# [Records supplied]
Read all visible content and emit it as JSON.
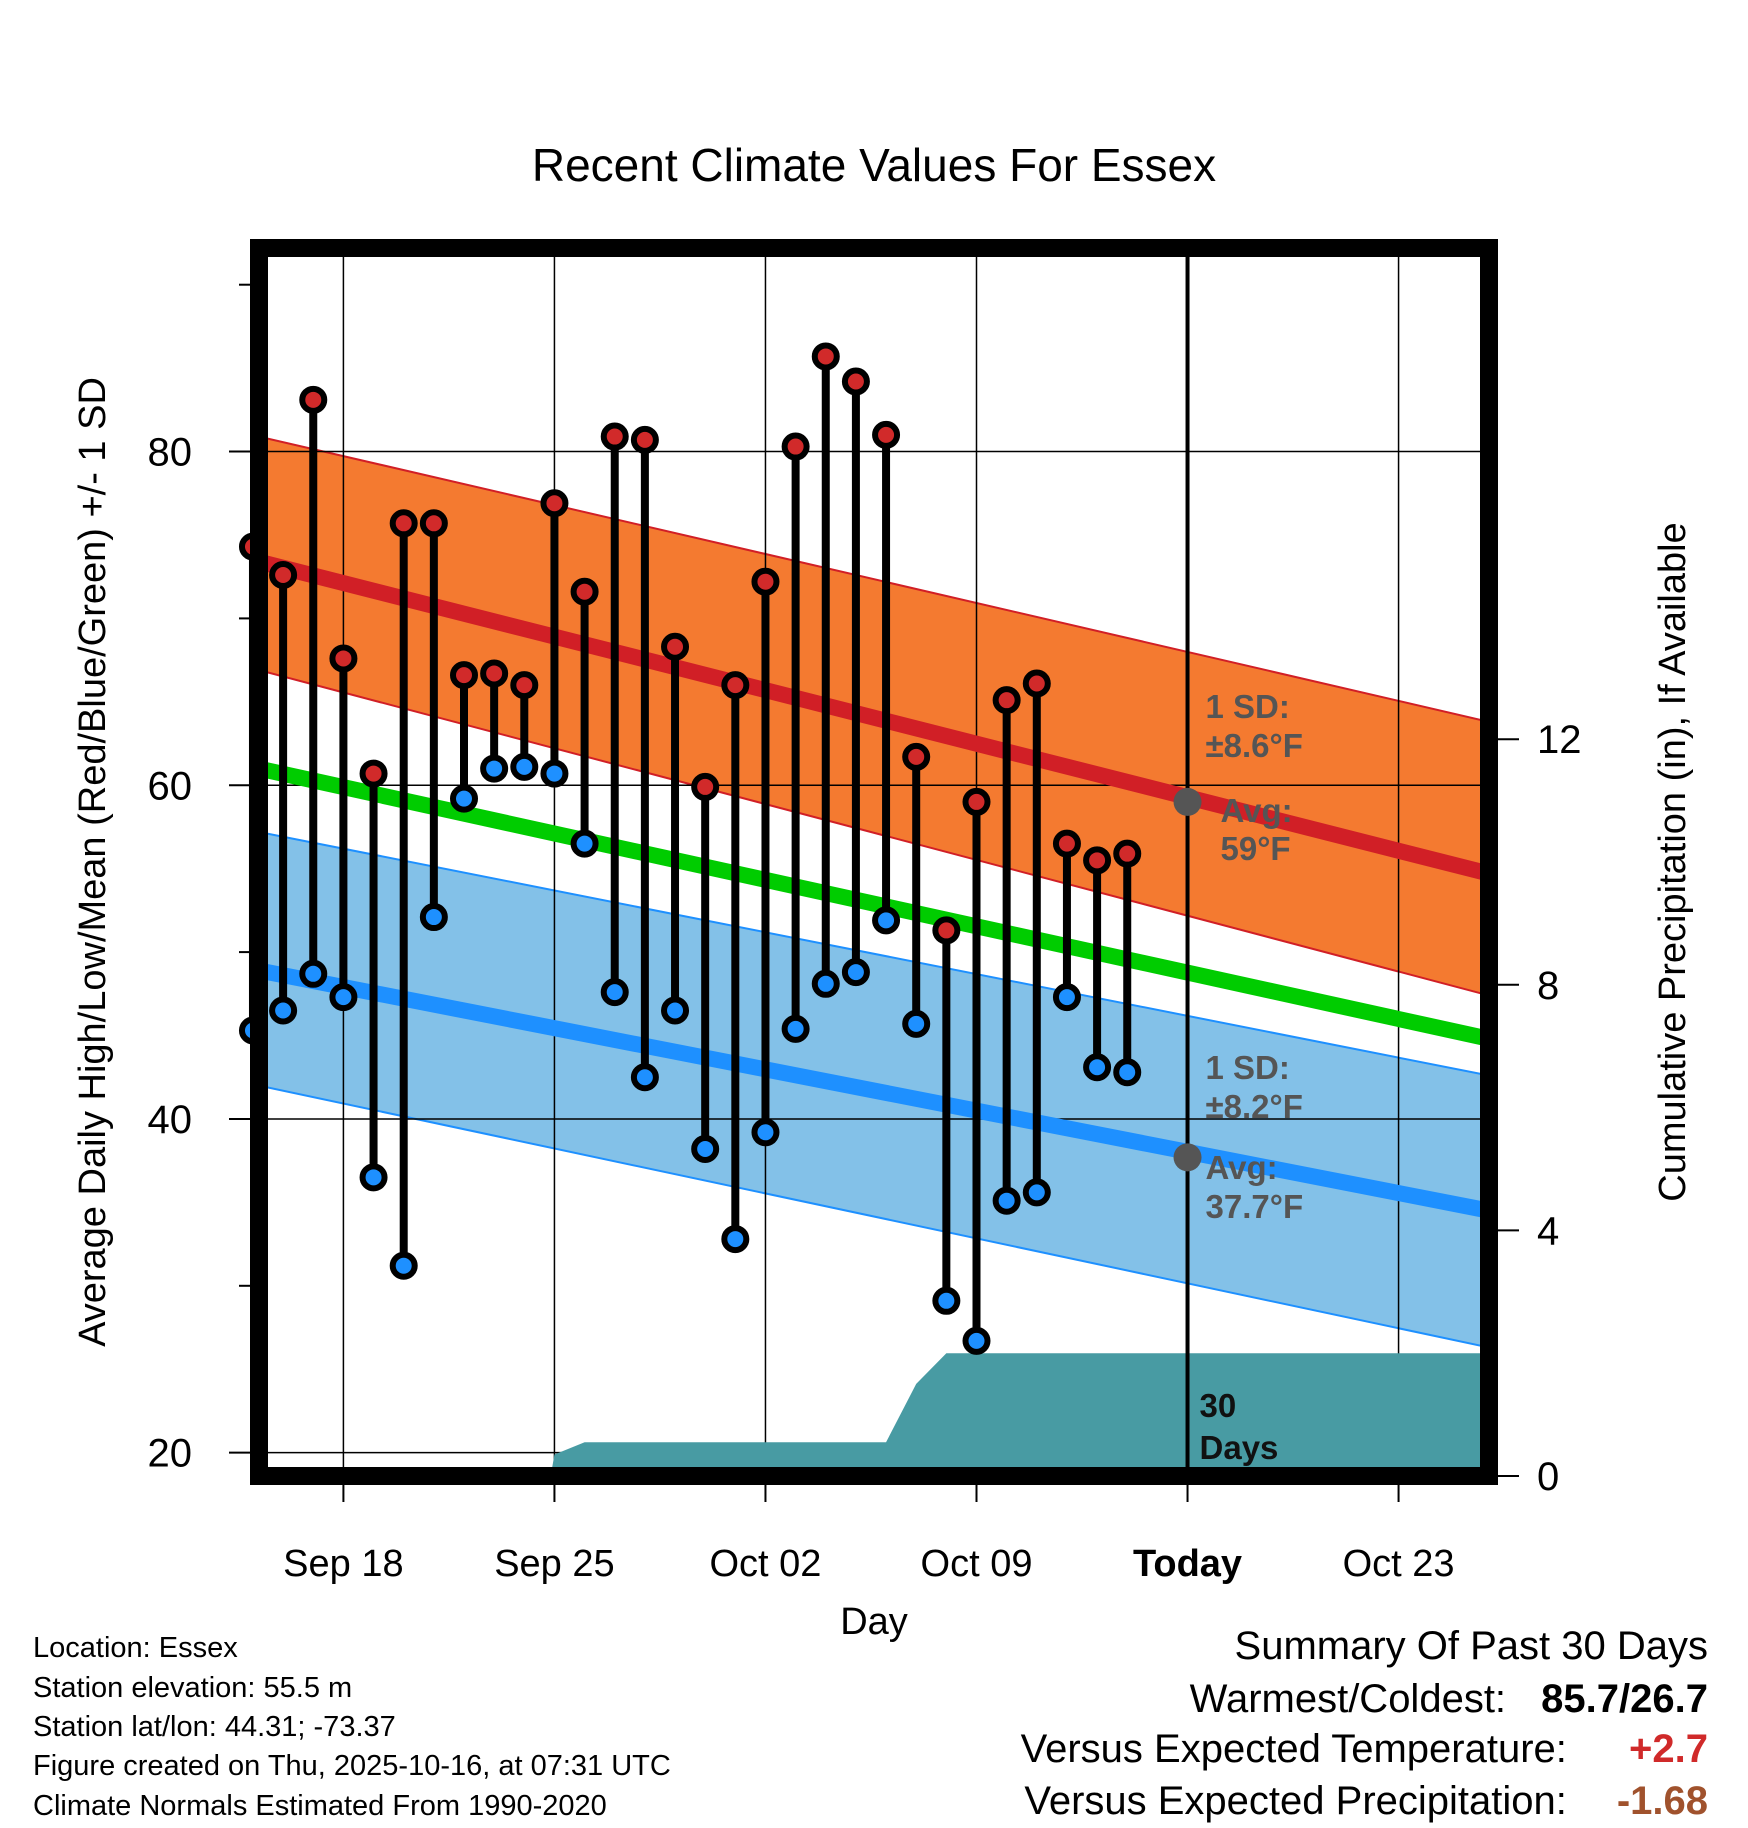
{
  "title": "Recent Climate Values For Essex",
  "chart_data": {
    "type": "line",
    "title": "Recent Climate Values For Essex",
    "xlabel": "Day",
    "ylabel": "Average Daily High/Low/Mean (Red/Blue/Green) +/- 1 SD",
    "y2label": "Cumulative Precipitation (in), If Available",
    "x_range": [
      -1.8,
      39
    ],
    "ylim": [
      18.6,
      92.2
    ],
    "y2lim": [
      0,
      20
    ],
    "x_ticks": [
      {
        "day": 1,
        "label": "Sep 18"
      },
      {
        "day": 8,
        "label": "Sep 25"
      },
      {
        "day": 15,
        "label": "Oct 02"
      },
      {
        "day": 22,
        "label": "Oct 09"
      },
      {
        "day": 29,
        "label": "Today"
      },
      {
        "day": 36,
        "label": "Oct 23"
      }
    ],
    "y_ticks": [
      20,
      40,
      60,
      80
    ],
    "y_minor_ticks": [
      30,
      50,
      70,
      90
    ],
    "y2_ticks": [
      0,
      4,
      8,
      12
    ],
    "normals": {
      "x_start": -1.8,
      "x_end": 39,
      "high_mean": [
        73.4,
        54.7
      ],
      "high_upper": [
        80.9,
        63.8
      ],
      "high_lower": [
        66.9,
        47.4
      ],
      "mean": [
        61.0,
        44.8
      ],
      "low_mean": [
        48.9,
        34.5
      ],
      "low_upper": [
        57.2,
        42.6
      ],
      "low_lower": [
        42.0,
        26.3
      ]
    },
    "days": [
      -2,
      -1,
      0,
      1,
      2,
      3,
      4,
      5,
      6,
      7,
      8,
      9,
      10,
      11,
      12,
      13,
      14,
      15,
      16,
      17,
      18,
      19,
      20,
      21,
      22,
      23,
      24,
      25,
      26,
      27,
      28
    ],
    "highs": [
      74.3,
      72.6,
      83.1,
      67.6,
      60.7,
      75.7,
      75.7,
      66.6,
      66.7,
      66.0,
      76.9,
      71.6,
      80.9,
      80.7,
      68.3,
      59.9,
      66.0,
      72.2,
      80.3,
      85.7,
      84.2,
      81.0,
      61.7,
      51.3,
      59.0,
      65.1,
      66.1,
      56.5,
      55.5,
      55.9,
      null
    ],
    "lows": [
      45.3,
      46.5,
      48.7,
      47.3,
      36.5,
      31.2,
      52.1,
      59.2,
      61.0,
      61.1,
      60.7,
      56.5,
      47.6,
      42.5,
      46.5,
      38.2,
      32.8,
      39.2,
      45.4,
      48.1,
      48.8,
      51.9,
      45.7,
      29.1,
      26.7,
      35.1,
      35.6,
      47.3,
      43.1,
      42.8,
      null
    ],
    "precip_cumulative": {
      "x": [
        -1.8,
        6.8,
        7.0,
        7.9,
        8.0,
        9.0,
        19.0,
        20.0,
        21.0,
        29.0,
        39.0
      ],
      "y": [
        0.0,
        0.0,
        0.05,
        0.07,
        0.35,
        0.55,
        0.55,
        1.5,
        2.0,
        2.0,
        2.0
      ]
    },
    "annotations": {
      "high_sd": "1 SD:",
      "high_sd_value": "±8.6°F",
      "high_avg": "Avg:",
      "high_avg_value": "59°F",
      "low_sd": "1 SD:",
      "low_sd_value": "±8.2°F",
      "low_avg": "Avg:",
      "low_avg_value": "37.7°F",
      "period_value": "30",
      "period_unit": "Days"
    },
    "today_markers": {
      "day": 29,
      "high_avg": 59.0,
      "low_avg": 37.7
    },
    "colors": {
      "high_band": "#F47A30",
      "high_line": "#D11F26",
      "mean_line": "#00CC00",
      "low_band": "#83C1E8",
      "low_line": "#1E90FF",
      "precip": "#489BA3",
      "high_point": "#D12A2A",
      "low_point": "#1E90FF",
      "annotation": "#555555",
      "warm_value": "#D02A2A",
      "precip_value": "#A0522D"
    }
  },
  "info": {
    "location": "Location: Essex",
    "elevation": "Station elevation: 55.5 m",
    "latlon": "Station lat/lon: 44.31; -73.37",
    "created": "Figure created on Thu, 2025-10-16, at 07:31 UTC",
    "normals": "Climate Normals Estimated From 1990-2020"
  },
  "summary": {
    "heading": "Summary Of Past 30 Days",
    "warm_cold_label": "Warmest/Coldest:",
    "warm_cold_value": "85.7/26.7",
    "temp_label": "Versus Expected Temperature:",
    "temp_value": "+2.7",
    "precip_label": "Versus Expected Precipitation:",
    "precip_value": "-1.68"
  }
}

# [Work required]
Repeat the lines above exactly, and keep every picture out.

# [Response]
Read all visible content and emit it as JSON.
{
  "title": "Recent Climate Values For Essex",
  "chart_data": {
    "type": "line",
    "title": "Recent Climate Values For Essex",
    "xlabel": "Day",
    "ylabel": "Average Daily High/Low/Mean (Red/Blue/Green) +/- 1 SD",
    "y2label": "Cumulative Precipitation (in), If Available",
    "x_range": [
      -1.8,
      39
    ],
    "ylim": [
      18.6,
      92.2
    ],
    "y2lim": [
      0,
      20
    ],
    "x_ticks": [
      {
        "day": 1,
        "label": "Sep 18"
      },
      {
        "day": 8,
        "label": "Sep 25"
      },
      {
        "day": 15,
        "label": "Oct 02"
      },
      {
        "day": 22,
        "label": "Oct 09"
      },
      {
        "day": 29,
        "label": "Today"
      },
      {
        "day": 36,
        "label": "Oct 23"
      }
    ],
    "y_ticks": [
      20,
      40,
      60,
      80
    ],
    "y_minor_ticks": [
      30,
      50,
      70,
      90
    ],
    "y2_ticks": [
      0,
      4,
      8,
      12
    ],
    "normals": {
      "x_start": -1.8,
      "x_end": 39,
      "high_mean": [
        73.4,
        54.7
      ],
      "high_upper": [
        80.9,
        63.8
      ],
      "high_lower": [
        66.9,
        47.4
      ],
      "mean": [
        61.0,
        44.8
      ],
      "low_mean": [
        48.9,
        34.5
      ],
      "low_upper": [
        57.2,
        42.6
      ],
      "low_lower": [
        42.0,
        26.3
      ]
    },
    "days": [
      -2,
      -1,
      0,
      1,
      2,
      3,
      4,
      5,
      6,
      7,
      8,
      9,
      10,
      11,
      12,
      13,
      14,
      15,
      16,
      17,
      18,
      19,
      20,
      21,
      22,
      23,
      24,
      25,
      26,
      27,
      28
    ],
    "highs": [
      74.3,
      72.6,
      83.1,
      67.6,
      60.7,
      75.7,
      75.7,
      66.6,
      66.7,
      66.0,
      76.9,
      71.6,
      80.9,
      80.7,
      68.3,
      59.9,
      66.0,
      72.2,
      80.3,
      85.7,
      84.2,
      81.0,
      61.7,
      51.3,
      59.0,
      65.1,
      66.1,
      56.5,
      55.5,
      55.9,
      null
    ],
    "lows": [
      45.3,
      46.5,
      48.7,
      47.3,
      36.5,
      31.2,
      52.1,
      59.2,
      61.0,
      61.1,
      60.7,
      56.5,
      47.6,
      42.5,
      46.5,
      38.2,
      32.8,
      39.2,
      45.4,
      48.1,
      48.8,
      51.9,
      45.7,
      29.1,
      26.7,
      35.1,
      35.6,
      47.3,
      43.1,
      42.8,
      null
    ],
    "precip_cumulative": {
      "x": [
        -1.8,
        6.8,
        7.0,
        7.9,
        8.0,
        9.0,
        19.0,
        20.0,
        21.0,
        29.0,
        39.0
      ],
      "y": [
        0.0,
        0.0,
        0.05,
        0.07,
        0.35,
        0.55,
        0.55,
        1.5,
        2.0,
        2.0,
        2.0
      ]
    },
    "annotations": {
      "high_sd": "1 SD:",
      "high_sd_value": "±8.6°F",
      "high_avg": "Avg:",
      "high_avg_value": "59°F",
      "low_sd": "1 SD:",
      "low_sd_value": "±8.2°F",
      "low_avg": "Avg:",
      "low_avg_value": "37.7°F",
      "period_value": "30",
      "period_unit": "Days"
    },
    "today_markers": {
      "day": 29,
      "high_avg": 59.0,
      "low_avg": 37.7
    },
    "colors": {
      "high_band": "#F47A30",
      "high_line": "#D11F26",
      "mean_line": "#00CC00",
      "low_band": "#83C1E8",
      "low_line": "#1E90FF",
      "precip": "#489BA3",
      "high_point": "#D12A2A",
      "low_point": "#1E90FF",
      "annotation": "#555555",
      "warm_value": "#D02A2A",
      "precip_value": "#A0522D"
    }
  },
  "info": {
    "location": "Location: Essex",
    "elevation": "Station elevation: 55.5 m",
    "latlon": "Station lat/lon: 44.31; -73.37",
    "created": "Figure created on Thu, 2025-10-16, at 07:31 UTC",
    "normals": "Climate Normals Estimated From 1990-2020"
  },
  "summary": {
    "heading": "Summary Of Past 30 Days",
    "warm_cold_label": "Warmest/Coldest:",
    "warm_cold_value": "85.7/26.7",
    "temp_label": "Versus Expected Temperature:",
    "temp_value": "+2.7",
    "precip_label": "Versus Expected Precipitation:",
    "precip_value": "-1.68"
  }
}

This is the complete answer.